- _Records for this exercise_
+ + + + +

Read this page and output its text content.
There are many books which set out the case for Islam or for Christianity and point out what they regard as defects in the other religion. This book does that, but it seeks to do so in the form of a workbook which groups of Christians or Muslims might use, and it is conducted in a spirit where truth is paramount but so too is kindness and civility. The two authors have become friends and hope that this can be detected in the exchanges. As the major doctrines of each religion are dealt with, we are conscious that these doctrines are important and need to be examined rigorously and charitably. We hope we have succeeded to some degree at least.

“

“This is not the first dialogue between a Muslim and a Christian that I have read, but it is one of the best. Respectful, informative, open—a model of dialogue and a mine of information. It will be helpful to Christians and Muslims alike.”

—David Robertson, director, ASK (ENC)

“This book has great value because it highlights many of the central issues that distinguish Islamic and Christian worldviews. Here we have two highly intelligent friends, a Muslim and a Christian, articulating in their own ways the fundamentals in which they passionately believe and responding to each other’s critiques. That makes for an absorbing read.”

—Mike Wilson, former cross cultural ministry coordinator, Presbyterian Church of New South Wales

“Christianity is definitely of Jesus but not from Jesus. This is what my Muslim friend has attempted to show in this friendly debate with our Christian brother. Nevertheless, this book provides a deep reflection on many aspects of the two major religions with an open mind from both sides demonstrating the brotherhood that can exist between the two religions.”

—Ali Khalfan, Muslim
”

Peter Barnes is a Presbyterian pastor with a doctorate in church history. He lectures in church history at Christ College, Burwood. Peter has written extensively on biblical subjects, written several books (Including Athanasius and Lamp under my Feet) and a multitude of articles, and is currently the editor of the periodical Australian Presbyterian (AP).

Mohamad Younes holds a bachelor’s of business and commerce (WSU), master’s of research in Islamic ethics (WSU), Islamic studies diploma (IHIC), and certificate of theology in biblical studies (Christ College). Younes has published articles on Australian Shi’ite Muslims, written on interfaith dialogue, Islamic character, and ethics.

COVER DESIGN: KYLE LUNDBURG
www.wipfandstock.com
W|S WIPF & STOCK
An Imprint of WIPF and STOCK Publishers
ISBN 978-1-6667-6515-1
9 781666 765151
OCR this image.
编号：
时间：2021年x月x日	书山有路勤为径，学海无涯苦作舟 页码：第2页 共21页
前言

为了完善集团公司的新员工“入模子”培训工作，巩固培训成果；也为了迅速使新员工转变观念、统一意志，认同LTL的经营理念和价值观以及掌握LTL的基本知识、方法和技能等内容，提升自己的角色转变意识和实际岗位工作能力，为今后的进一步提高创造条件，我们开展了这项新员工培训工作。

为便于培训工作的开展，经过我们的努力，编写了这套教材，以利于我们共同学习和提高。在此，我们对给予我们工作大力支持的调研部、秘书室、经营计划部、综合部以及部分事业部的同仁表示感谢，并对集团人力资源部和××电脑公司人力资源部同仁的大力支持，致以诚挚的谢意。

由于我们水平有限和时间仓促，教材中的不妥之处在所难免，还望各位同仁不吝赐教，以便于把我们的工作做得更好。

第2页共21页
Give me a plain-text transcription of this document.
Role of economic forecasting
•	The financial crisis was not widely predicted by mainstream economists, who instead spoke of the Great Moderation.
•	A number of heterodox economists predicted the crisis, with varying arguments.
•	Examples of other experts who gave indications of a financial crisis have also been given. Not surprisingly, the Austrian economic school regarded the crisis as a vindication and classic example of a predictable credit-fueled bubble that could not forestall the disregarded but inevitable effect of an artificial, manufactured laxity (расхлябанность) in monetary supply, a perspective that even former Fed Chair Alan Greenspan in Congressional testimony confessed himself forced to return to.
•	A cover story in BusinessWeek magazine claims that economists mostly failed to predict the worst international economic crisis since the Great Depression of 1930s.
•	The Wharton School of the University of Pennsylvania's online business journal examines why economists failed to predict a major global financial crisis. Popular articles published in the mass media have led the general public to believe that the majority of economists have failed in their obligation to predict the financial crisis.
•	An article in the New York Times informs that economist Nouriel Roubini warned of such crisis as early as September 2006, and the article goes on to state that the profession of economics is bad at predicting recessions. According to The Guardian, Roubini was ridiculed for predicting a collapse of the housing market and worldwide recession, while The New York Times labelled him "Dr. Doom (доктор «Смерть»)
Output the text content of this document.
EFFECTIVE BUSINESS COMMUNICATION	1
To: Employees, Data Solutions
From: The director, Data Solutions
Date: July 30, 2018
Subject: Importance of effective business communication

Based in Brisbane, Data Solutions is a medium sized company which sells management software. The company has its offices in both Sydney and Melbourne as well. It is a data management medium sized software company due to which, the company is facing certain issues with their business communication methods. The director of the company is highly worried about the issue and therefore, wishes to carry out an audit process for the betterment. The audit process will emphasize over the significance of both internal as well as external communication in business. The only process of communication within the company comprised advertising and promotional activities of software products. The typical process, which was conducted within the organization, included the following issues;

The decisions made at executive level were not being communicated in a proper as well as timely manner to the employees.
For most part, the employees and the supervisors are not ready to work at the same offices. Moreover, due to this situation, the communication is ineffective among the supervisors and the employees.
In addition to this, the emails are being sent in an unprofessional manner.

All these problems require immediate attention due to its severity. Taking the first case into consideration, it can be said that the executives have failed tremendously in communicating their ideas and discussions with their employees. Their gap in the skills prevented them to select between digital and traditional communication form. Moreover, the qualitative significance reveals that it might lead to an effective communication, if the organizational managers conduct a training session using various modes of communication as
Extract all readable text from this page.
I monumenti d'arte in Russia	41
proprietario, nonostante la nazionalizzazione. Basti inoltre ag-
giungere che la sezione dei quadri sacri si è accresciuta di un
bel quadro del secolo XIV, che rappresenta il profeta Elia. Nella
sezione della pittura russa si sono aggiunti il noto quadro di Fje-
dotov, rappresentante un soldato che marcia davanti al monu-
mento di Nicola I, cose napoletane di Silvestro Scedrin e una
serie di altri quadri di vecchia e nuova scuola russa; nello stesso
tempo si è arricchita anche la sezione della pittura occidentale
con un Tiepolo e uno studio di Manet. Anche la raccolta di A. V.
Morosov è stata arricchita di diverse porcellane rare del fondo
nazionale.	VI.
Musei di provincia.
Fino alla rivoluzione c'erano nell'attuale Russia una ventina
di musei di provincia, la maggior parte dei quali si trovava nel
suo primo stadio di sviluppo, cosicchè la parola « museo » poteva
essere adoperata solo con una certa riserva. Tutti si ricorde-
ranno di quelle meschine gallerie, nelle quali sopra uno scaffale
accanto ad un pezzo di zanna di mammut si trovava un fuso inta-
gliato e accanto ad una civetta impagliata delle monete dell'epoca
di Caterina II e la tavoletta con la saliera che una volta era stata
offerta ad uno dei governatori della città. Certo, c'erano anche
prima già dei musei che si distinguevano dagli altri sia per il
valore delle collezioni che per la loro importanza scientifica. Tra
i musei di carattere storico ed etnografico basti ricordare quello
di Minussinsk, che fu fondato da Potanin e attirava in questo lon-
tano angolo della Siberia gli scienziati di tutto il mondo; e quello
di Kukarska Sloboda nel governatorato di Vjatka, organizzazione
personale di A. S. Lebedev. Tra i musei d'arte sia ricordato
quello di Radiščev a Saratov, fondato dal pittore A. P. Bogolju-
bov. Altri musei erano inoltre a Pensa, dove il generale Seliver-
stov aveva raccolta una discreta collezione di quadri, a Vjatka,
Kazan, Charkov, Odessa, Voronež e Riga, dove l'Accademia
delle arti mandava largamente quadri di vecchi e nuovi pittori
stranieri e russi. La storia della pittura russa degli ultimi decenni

+ + + + +

- _Requirements_
Transcribe the data above in full, exactly.

- _Correct output_
Read this page and output its text content.
There are many books which set out the case for Islam or for Christianity and point out what they regard as defects in the other religion. This book does that, but it seeks to do so in the form of a workbook which groups of Christians or Muslims might use, and it is conducted in a spirit where truth is paramount but so too is kindness and civility. The two authors have become friends and hope that this can be detected in the exchanges. As the major doctrines of each religion are dealt with, we are conscious that these doctrines are important and need to be examined rigorously and charitably. We hope we have succeeded to some degree at least.

“

“This is not the first dialogue between a Muslim and a Christian that I have read, but it is one of the best. Respectful, informative, open—a model of dialogue and a mine of information. It will be helpful to Christians and Muslims alike.”

—David Robertson, director, ASK (ENC)

“This book has great value because it highlights many of the central issues that distinguish Islamic and Christian worldviews. Here we have two highly intelligent friends, a Muslim and a Christian, articulating in their own ways the fundamentals in which they passionately believe and responding to each other’s critiques. That makes for an absorbing read.”

—Mike Wilson, former cross cultural ministry coordinator, Presbyterian Church of New South Wales

“Christianity is definitely of Jesus but not from Jesus. This is what my Muslim friend has attempted to show in this friendly debate with our Christian brother. Nevertheless, this book provides a deep reflection on many aspects of the two major religions with an open mind from both sides demonstrating the brotherhood that can exist between the two religions.”

—Ali Khalfan, Muslim
”

Peter Barnes is a Presbyterian pastor with a doctorate in church history. He lectures in church history at Christ College, Burwood. Peter has written extensively on biblical subjects, written several books (Including Athanasius and Lamp under my Feet) and a multitude of articles, and is currently the editor of the periodical Australian Presbyterian (AP).

Mohamad Younes holds a bachelor’s of business and commerce (WSU), master’s of research in Islamic ethics (WSU), Islamic studies diploma (IHIC), and certificate of theology in biblical studies (Christ College). Younes has published articles on Australian Shi’ite Muslims, written on interfaith dialogue, Islamic character, and ethics.

COVER DESIGN: KYLE LUNDBURG
www.wipfandstock.com
W|S WIPF & STOCK
An Imprint of WIPF and STOCK Publishers
ISBN 978-1-6667-6515-1
9 781666 765151
OCR this image.
编号：
时间：2021年x月x日	书山有路勤为径，学海无涯苦作舟 页码：第2页 共21页
前言

为了完善集团公司的新员工“入模子”培训工作，巩固培训成果；也为了迅速使新员工转变观念、统一意志，认同LTL的经营理念和价值观以及掌握LTL的基本知识、方法和技能等内容，提升自己的角色转变意识和实际岗位工作能力，为今后的进一步提高创造条件，我们开展了这项新员工培训工作。

为便于培训工作的开展，经过我们的努力，编写了这套教材，以利于我们共同学习和提高。在此，我们对给予我们工作大力支持的调研部、秘书室、经营计划部、综合部以及部分事业部的同仁表示感谢，并对集团人力资源部和××电脑公司人力资源部同仁的大力支持，致以诚挚的谢意。

由于我们水平有限和时间仓促，教材中的不妥之处在所难免，还望各位同仁不吝赐教，以便于把我们的工作做得更好。

第2页共21页
Give me a plain-text transcription of this document.
Role of economic forecasting
•	The financial crisis was not widely predicted by mainstream economists, who instead spoke of the Great Moderation.
•	A number of heterodox economists predicted the crisis, with varying arguments.
•	Examples of other experts who gave indications of a financial crisis have also been given. Not surprisingly, the Austrian economic school regarded the crisis as a vindication and classic example of a predictable credit-fueled bubble that could not forestall the disregarded but inevitable effect of an artificial, manufactured laxity (расхлябанность) in monetary supply, a perspective that even former Fed Chair Alan Greenspan in Congressional testimony confessed himself forced to return to.
•	A cover story in BusinessWeek magazine claims that economists mostly failed to predict the worst international economic crisis since the Great Depression of 1930s.
•	The Wharton School of the University of Pennsylvania's online business journal examines why economists failed to predict a major global financial crisis. Popular articles published in the mass media have led the general public to believe that the majority of economists have failed in their obligation to predict the financial crisis.
•	An article in the New York Times informs that economist Nouriel Roubini warned of such crisis as early as September 2006, and the article goes on to state that the profession of economics is bad at predicting recessions. According to The Guardian, Roubini was ridiculed for predicting a collapse of the housing market and worldwide recession, while The New York Times labelled him "Dr. Doom (доктор «Смерть»)
Output the text content of this document.
EFFECTIVE BUSINESS COMMUNICATION	1
To: Employees, Data Solutions
From: The director, Data Solutions
Date: July 30, 2018
Subject: Importance of effective business communication

Based in Brisbane, Data Solutions is a medium sized company which sells management software. The company has its offices in both Sydney and Melbourne as well. It is a data management medium sized software company due to which, the company is facing certain issues with their business communication methods. The director of the company is highly worried about the issue and therefore, wishes to carry out an audit process for the betterment. The audit process will emphasize over the significance of both internal as well as external communication in business. The only process of communication within the company comprised advertising and promotional activities of software products. The typical process, which was conducted within the organization, included the following issues;

The decisions made at executive level were not being communicated in a proper as well as timely manner to the employees.
For most part, the employees and the supervisors are not ready to work at the same offices. Moreover, due to this situation, the communication is ineffective among the supervisors and the employees.
In addition to this, the emails are being sent in an unprofessional manner.

All these problems require immediate attention due to its severity. Taking the first case into consideration, it can be said that the executives have failed tremendously in communicating their ideas and discussions with their employees. Their gap in the skills prevented them to select between digital and traditional communication form. Moreover, the qualitative significance reveals that it might lead to an effective communication, if the organizational managers conduct a training session using various modes of communication as
Extract all readable text from this page.
I monumenti d'arte in Russia	41
proprietario, nonostante la nazionalizzazione. Basti inoltre ag-
giungere che la sezione dei quadri sacri si è accresciuta di un
bel quadro del secolo XIV, che rappresenta il profeta Elia. Nella
sezione della pittura russa si sono aggiunti il noto quadro di Fje-
dotov, rappresentante un soldato che marcia davanti al monu-
mento di Nicola I, cose napoletane di Silvestro Scedrin e una
serie di altri quadri di vecchia e nuova scuola russa; nello stesso
tempo si è arricchita anche la sezione della pittura occidentale
con un Tiepolo e uno studio di Manet. Anche la raccolta di A. V.
Morosov è stata arricchita di diverse porcellane rare del fondo
nazionale.	VI.
Musei di provincia.
Fino alla rivoluzione c'erano nell'attuale Russia una ventina
di musei di provincia, la maggior parte dei quali si trovava nel
suo primo stadio di sviluppo, cosicchè la parola « museo » poteva
essere adoperata solo con una certa riserva. Tutti si ricorde-
ranno di quelle meschine gallerie, nelle quali sopra uno scaffale
accanto ad un pezzo di zanna di mammut si trovava un fuso inta-
gliato e accanto ad una civetta impagliata delle monete dell'epoca
di Caterina II e la tavoletta con la saliera che una volta era stata
offerta ad uno dei governatori della città. Certo, c'erano anche
prima già dei musei che si distinguevano dagli altri sia per il
valore delle collezioni che per la loro importanza scientifica. Tra
i musei di carattere storico ed etnografico basti ricordare quello
di Minussinsk, che fu fondato da Potanin e attirava in questo lon-
tano angolo della Siberia gli scienziati di tutto il mondo; e quello
di Kukarska Sloboda nel governatorato di Vjatka, organizzazione
personale di A. S. Lebedev. Tra i musei d'arte sia ricordato
quello di Radiščev a Saratov, fondato dal pittore A. P. Bogolju-
bov. Altri musei erano inoltre a Pensa, dove il generale Seliver-
stov aveva raccolta una discreta collezione di quadri, a Vjatka,
Kazan, Charkov, Odessa, Voronež e Riga, dove l'Accademia
delle arti mandava largamente quadri di vecchi e nuovi pittori
stranieri e russi. La storia della pittura russa degli ultimi decenni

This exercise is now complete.